** BEGIN PROVIDED TEXT **
The present invention relates to jigs and methods for isostatic-pressing ceramics. More particularly, this invention relates to jigs for isostatic-pressing ceramics using cavity molds for the formation of plates and methods thereof.
In manufacturing ceramics, there are a variety of shaping methods in accordance with the desired shape and the purpose of use of products. Pressing by use of metal molds is one of the shaping methods that are suitable for mass-production since it can be mechanically operated to form shaping products with excellent dimensional accuracy. In the pressing by use of metal molds, wet, semi-wet or dry raw materials for ceramics are filled into the metal mold, and pressurized to form products of a desired shape. Pressure is applied with a hand press, friction press, and hydrostatic press. When the density is low for the product obtained with pressing using metal molds, isostatic-pressing has increasingly been employed in which said product is further compacted by applying higher hydrostatic pressure after it has been sealed with air-tight rubber diaphragm.
** END PROVIDED TEXT **
EXERCISE INSTRUCTIONS ▸
A: Return the stretch of the ceramics-pressing passage from "In manufacturing ceramics, there" through "air-tight rubber diaphragm.", copied word for word.
B: According to the ceramics-pressing passage, why is pressing with metal molds suitable for mass-production?
The rows are separate material, unrelated to the ceramics-pressing passage.
** BEGIN DATA LINES **
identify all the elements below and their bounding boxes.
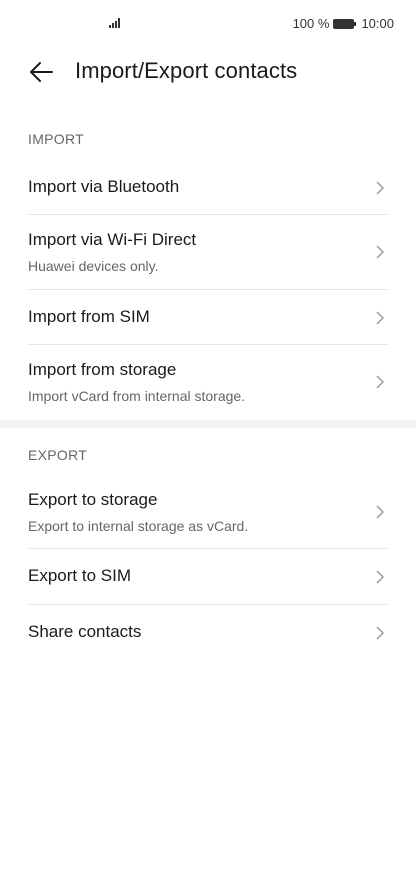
export-to-sim-row[interactable]: Export to SIM: [28, 549, 388, 604]
row-subtitle: Huawei devices only.: [28, 258, 159, 274]
import-via-wifi-direct-row[interactable]: Import via Wi-Fi Direct Huawei devices o…: [28, 215, 388, 290]
import-from-sim-row[interactable]: Import from SIM: [28, 290, 388, 345]
row-title: Share contacts: [28, 622, 142, 641]
row-title: Import from SIM: [28, 307, 150, 326]
battery-icon: [333, 18, 357, 29]
status-right: 100 % 10:00: [293, 16, 394, 31]
import-section-label: IMPORT: [28, 131, 84, 147]
app-header: Import/Export contacts: [0, 48, 416, 98]
chevron-right-icon: [376, 181, 384, 195]
chevron-right-icon: [376, 505, 384, 519]
battery-percent: 100 %: [292, 16, 330, 31]
import-from-storage-row[interactable]: Import from storage Import vCard from in…: [28, 345, 388, 420]
chevron-right-icon: [376, 311, 384, 325]
export-section-label: EXPORT: [28, 447, 88, 463]
row-title: Import from storage: [28, 360, 177, 379]
page-title: Import/Export contacts: [75, 58, 298, 83]
row-title: Export to SIM: [28, 566, 131, 585]
share-contacts-row[interactable]: Share contacts: [28, 605, 388, 660]
back-arrow-icon[interactable]: [28, 59, 54, 85]
chevron-right-icon: [376, 570, 384, 584]
export-to-storage-row[interactable]: Export to storage Export to internal sto…: [28, 473, 388, 548]
clock: 10:00: [361, 16, 394, 31]
row-subtitle: Export to internal storage as vCard.: [28, 518, 249, 534]
chevron-right-icon: [376, 375, 384, 389]
row-subtitle: Import vCard from internal storage.: [28, 388, 246, 404]
chevron-right-icon: [376, 245, 384, 259]
row-title: Import via Wi-Fi Direct: [28, 230, 197, 249]
status-bar: 100 % 10:00: [0, 0, 416, 48]
chevron-right-icon: [376, 626, 384, 640]
signal-icon: [109, 18, 120, 28]
import-via-bluetooth-row[interactable]: Import via Bluetooth: [28, 160, 388, 215]
row-title: Import via Bluetooth: [28, 177, 180, 196]
row-title: Export to storage: [28, 490, 158, 509]
section-separator: [0, 420, 416, 428]
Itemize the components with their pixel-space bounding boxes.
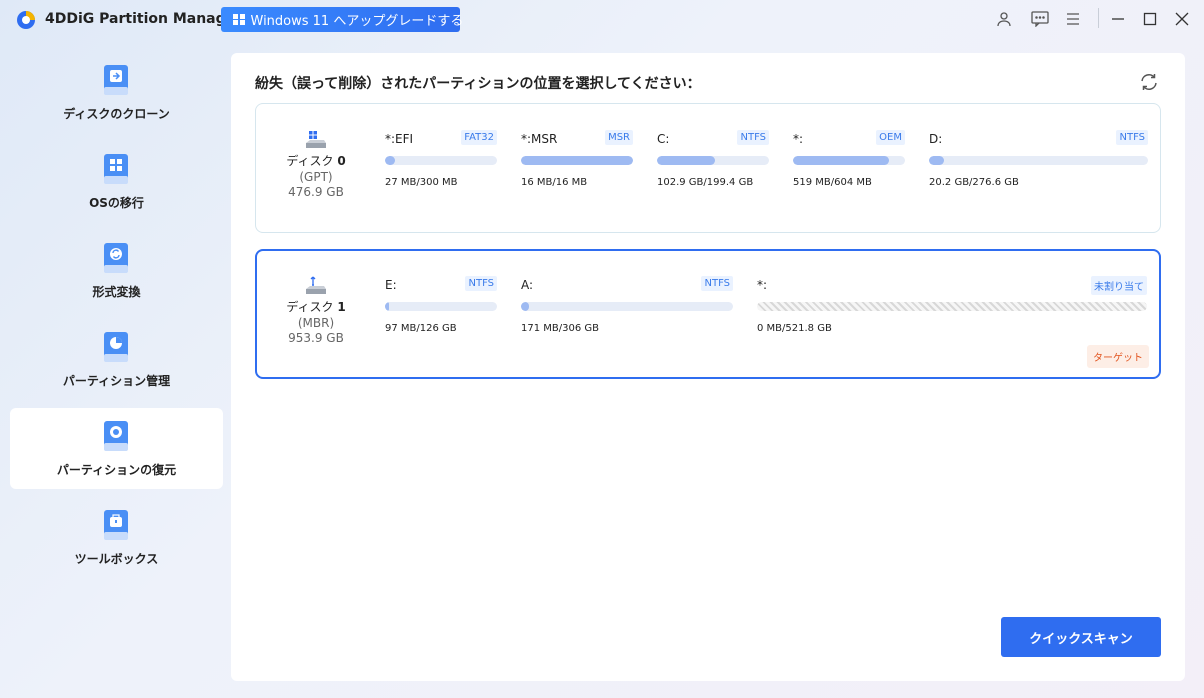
partition-label: *:EFI bbox=[385, 132, 414, 146]
partition-usage: 519 MB/604 MB bbox=[793, 177, 872, 188]
usage-bar bbox=[521, 156, 633, 165]
account-icon[interactable] bbox=[993, 8, 1015, 30]
disk-type: (MBR) bbox=[297, 316, 335, 330]
disk-number: 1 bbox=[337, 300, 346, 314]
sidebar-item-label: パーティション管理 bbox=[62, 374, 171, 388]
filesystem-badge: OEM bbox=[876, 130, 905, 145]
hard-drive-icon bbox=[306, 131, 326, 148]
minimize-icon[interactable] bbox=[1107, 8, 1129, 30]
partition-c[interactable]: C: NTFS 102.9 GB/199.4 GB bbox=[657, 130, 769, 190]
disk-name: ディスク bbox=[286, 154, 334, 168]
partition-usage: 27 MB/300 MB bbox=[385, 177, 458, 188]
partition-efi[interactable]: *:EFI FAT32 27 MB/300 MB bbox=[385, 130, 497, 190]
partition-label: *:MSR bbox=[521, 132, 558, 146]
usage-bar bbox=[521, 302, 733, 311]
partition-d[interactable]: D: NTFS 20.2 GB/276.6 GB bbox=[929, 130, 1148, 190]
usage-fill bbox=[521, 156, 633, 165]
sidebar-item-label: ツールボックス bbox=[74, 552, 159, 566]
usage-fill bbox=[929, 156, 945, 165]
disk-size: 953.9 GB bbox=[288, 331, 344, 345]
partition-label: *: bbox=[757, 278, 768, 292]
usage-bar bbox=[385, 156, 497, 165]
toolbox-icon bbox=[104, 510, 128, 540]
partition-unallocated[interactable]: *: 未割り当て 0 MB/521.8 GB bbox=[757, 276, 1147, 336]
sidebar: ディスクのクローン OSの移行 形式変換 パーティション管理 パーティションの復… bbox=[0, 52, 230, 672]
partition-usage: 20.2 GB/276.6 GB bbox=[929, 177, 1019, 188]
sidebar-item-label: ディスクのクローン bbox=[63, 107, 170, 121]
partition-label: C: bbox=[657, 132, 670, 146]
sidebar-item-label: OSの移行 bbox=[89, 196, 144, 210]
disk-info: ディスク 0 (GPT) 476.9 GB bbox=[276, 130, 356, 199]
sidebar-item-os-migration[interactable]: OSの移行 bbox=[10, 141, 223, 222]
sidebar-item-toolbox[interactable]: ツールボックス bbox=[10, 497, 223, 578]
os-migration-icon bbox=[104, 154, 128, 184]
partition-label: *: bbox=[793, 132, 804, 146]
filesystem-badge: FAT32 bbox=[461, 130, 497, 145]
partition-usage: 171 MB/306 GB bbox=[521, 323, 599, 334]
partition-label: D: bbox=[929, 132, 943, 146]
filesystem-badge: NTFS bbox=[701, 276, 733, 291]
partition-usage: 97 MB/126 GB bbox=[385, 323, 457, 334]
usage-fill bbox=[521, 302, 530, 311]
sidebar-item-partition-recovery[interactable]: パーティションの復元 bbox=[10, 408, 223, 489]
usb-drive-icon bbox=[306, 276, 326, 294]
partition-manage-icon bbox=[104, 332, 128, 362]
unallocated-bar bbox=[757, 302, 1147, 311]
usage-fill bbox=[385, 302, 390, 311]
feedback-icon[interactable] bbox=[1029, 8, 1051, 30]
sidebar-item-format-convert[interactable]: 形式変換 bbox=[10, 230, 223, 311]
partition-e[interactable]: E: NTFS 97 MB/126 GB bbox=[385, 276, 497, 336]
partition-a[interactable]: A: NTFS 171 MB/306 GB bbox=[521, 276, 733, 336]
target-badge: ターゲット bbox=[1087, 345, 1149, 368]
titlebar-divider bbox=[1098, 8, 1099, 28]
sidebar-item-label: パーティションの復元 bbox=[56, 463, 177, 477]
partition-usage: 0 MB/521.8 GB bbox=[757, 323, 832, 334]
sidebar-item-partition-manage[interactable]: パーティション管理 bbox=[10, 319, 223, 400]
partition-msr[interactable]: *:MSR MSR 16 MB/16 MB bbox=[521, 130, 633, 190]
disk-clone-icon bbox=[104, 65, 128, 95]
partition-label: E: bbox=[385, 278, 397, 292]
filesystem-badge: 未割り当て bbox=[1091, 276, 1147, 295]
usage-fill bbox=[385, 156, 396, 165]
usage-bar bbox=[793, 156, 905, 165]
usage-bar bbox=[657, 156, 769, 165]
disk-number: 0 bbox=[337, 154, 346, 168]
disk-card-0[interactable]: ディスク 0 (GPT) 476.9 GB *:EFI FAT32 27 MB/… bbox=[255, 103, 1161, 233]
partition-oem[interactable]: *: OEM 519 MB/604 MB bbox=[793, 130, 905, 190]
partition-usage: 102.9 GB/199.4 GB bbox=[657, 177, 754, 188]
menu-icon[interactable] bbox=[1062, 8, 1084, 30]
filesystem-badge: NTFS bbox=[465, 276, 497, 291]
disk-info: ディスク 1 (MBR) 953.9 GB bbox=[276, 276, 356, 345]
maximize-icon[interactable] bbox=[1139, 8, 1161, 30]
sidebar-item-label: 形式変換 bbox=[92, 285, 141, 299]
page-title: 紛失（誤って削除）されたパーティションの位置を選択してください： bbox=[255, 76, 701, 92]
format-convert-icon bbox=[104, 243, 128, 273]
disk-name: ディスク bbox=[286, 300, 334, 314]
sidebar-item-disk-clone[interactable]: ディスクのクローン bbox=[10, 52, 223, 133]
quick-scan-button[interactable]: クイックスキャン bbox=[1001, 617, 1161, 657]
title-bar: 4DDiG Partition Manager Windows 11 へアップグ… bbox=[0, 0, 1204, 40]
disk-card-1[interactable]: ディスク 1 (MBR) 953.9 GB E: NTFS 97 MB/126 … bbox=[255, 249, 1161, 379]
refresh-icon[interactable] bbox=[1138, 71, 1160, 93]
app-logo-icon bbox=[17, 11, 35, 29]
windows-logo-icon bbox=[233, 13, 245, 26]
filesystem-badge: NTFS bbox=[737, 130, 769, 145]
disk-type: (GPT) bbox=[299, 170, 333, 184]
usage-fill bbox=[793, 156, 890, 165]
filesystem-badge: MSR bbox=[605, 130, 633, 145]
usage-bar bbox=[929, 156, 1148, 165]
app-title: 4DDiG Partition Manager bbox=[45, 11, 243, 27]
upgrade-windows11-button[interactable]: Windows 11 へアップグレードする bbox=[221, 7, 463, 32]
upgrade-label: Windows 11 へアップグレードする bbox=[250, 14, 464, 29]
partition-recovery-icon bbox=[104, 421, 128, 451]
disk-size: 476.9 GB bbox=[288, 185, 344, 199]
partition-label: A: bbox=[521, 278, 534, 292]
close-icon[interactable] bbox=[1171, 8, 1193, 30]
usage-bar bbox=[385, 302, 497, 311]
main-panel: 紛失（誤って削除）されたパーティションの位置を選択してください： ディスク 0 … bbox=[231, 53, 1185, 681]
partition-usage: 16 MB/16 MB bbox=[521, 177, 588, 188]
usage-fill bbox=[657, 156, 716, 165]
filesystem-badge: NTFS bbox=[1116, 130, 1148, 145]
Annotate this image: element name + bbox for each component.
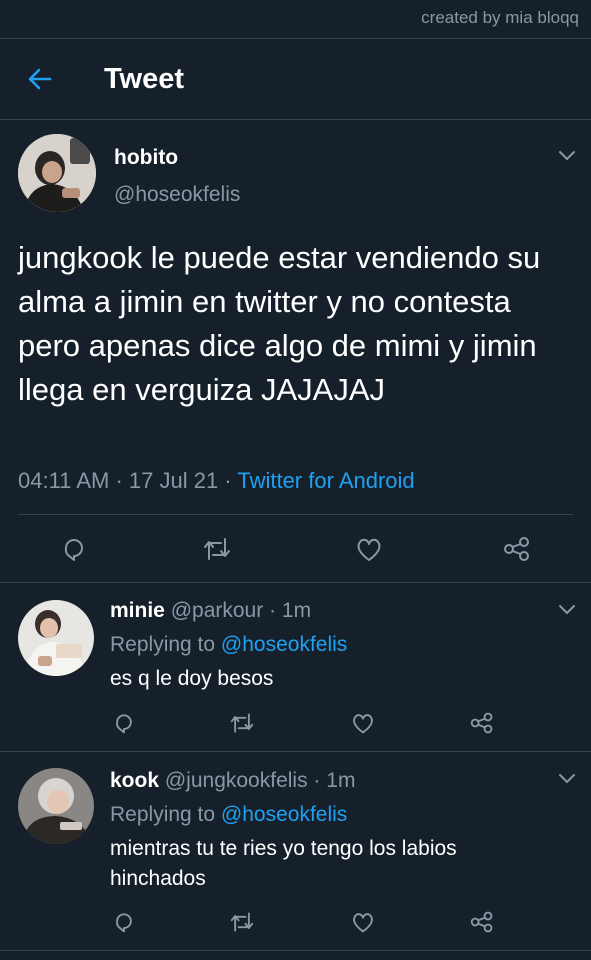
reply-text: mientras tu te ries yo tengo los labios …	[110, 837, 457, 890]
tweet-display-name[interactable]: hobito	[114, 146, 178, 170]
retweet-icon[interactable]	[229, 711, 255, 735]
replying-to: Replying to @hoseokfelis	[110, 803, 347, 827]
retweet-icon[interactable]	[202, 535, 232, 563]
tweet-meta: 04:11 AM · 17 Jul 21 · Twitter for Andro…	[18, 468, 415, 493]
share-icon[interactable]	[469, 711, 495, 735]
avatar[interactable]	[18, 768, 94, 844]
reply-text: es q le doy besos	[110, 667, 274, 690]
replying-to-link[interactable]: @hoseokfelis	[221, 633, 347, 656]
replying-to-link[interactable]: @hoseokfelis	[221, 803, 347, 826]
back-arrow-icon[interactable]	[26, 65, 54, 93]
reply-header: minie @parkour · 1m	[110, 599, 312, 622]
replying-to: Replying to @hoseokfelis	[110, 633, 347, 657]
reply-display-name[interactable]: minie	[110, 599, 165, 622]
avatar-image	[18, 134, 96, 212]
chevron-down-icon[interactable]	[558, 604, 576, 616]
page-title: Tweet	[104, 63, 185, 95]
share-icon[interactable]	[502, 535, 532, 563]
top-bar: Tweet	[0, 38, 591, 120]
avatar-image	[18, 768, 94, 844]
divider	[0, 950, 591, 951]
reply-handle[interactable]: @parkour	[171, 599, 264, 622]
reply-display-name[interactable]: kook	[110, 769, 159, 792]
reply-icon[interactable]	[112, 711, 136, 735]
avatar[interactable]	[18, 600, 94, 676]
tweet-time: 04:11 AM	[18, 468, 110, 493]
replying-label: Replying to	[110, 803, 216, 826]
tweet-text: jungkook le puede estar vendiendo su alm…	[18, 240, 541, 407]
reply-handle[interactable]: @jungkookfelis	[165, 769, 308, 792]
avatar-image	[18, 600, 94, 676]
share-icon[interactable]	[469, 910, 495, 934]
like-icon[interactable]	[354, 535, 384, 563]
like-icon[interactable]	[350, 910, 376, 934]
watermark: created by mia bloqq	[421, 8, 579, 27]
retweet-icon[interactable]	[229, 910, 255, 934]
tweet-source-link[interactable]: Twitter for Android	[237, 468, 414, 493]
tweet-handle[interactable]: @hoseokfelis	[114, 183, 240, 207]
divider	[18, 514, 573, 515]
reply-age: 1m	[326, 769, 356, 792]
like-icon[interactable]	[350, 711, 376, 735]
tweet-date: 17 Jul 21	[128, 468, 219, 493]
reply-icon[interactable]	[60, 535, 88, 563]
replying-label: Replying to	[110, 633, 216, 656]
chevron-down-icon[interactable]	[558, 773, 576, 785]
divider	[0, 582, 591, 583]
avatar[interactable]	[18, 134, 96, 212]
divider	[0, 751, 591, 752]
chevron-down-icon[interactable]	[558, 150, 576, 162]
reply-icon[interactable]	[112, 910, 136, 934]
reply-header: kook @jungkookfelis · 1m	[110, 769, 356, 792]
reply-age: 1m	[281, 599, 312, 622]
** END DATA LINES **
EXERCISE ANSWERS ▸
A:
In manufacturing ceramics, there are a variety of shaping methods in accordance with the desired shape and the purpose of use of products. Pressing by use of metal molds is one of the shaping methods that are suitable for mass-production since it can be mechanically operated to form shaping products with excellent dimensional accuracy. In the pressing by use of metal molds, wet, semi-wet or dry raw materials for ceramics are filled into the metal mold, and pressurized to form products of a desired shape. Pressure is applied with a hand press, friction press, and hydrostatic press. When the density is low for the product obtained with pressing using metal molds, isostatic-pressing has increasingly been employed in which said product is further compacted by applying higher hydrostatic pressure after it has been sealed with air-tight rubber diaphragm.

B: It can be operated mechanically to form shaped products with excellent dimensional accuracy.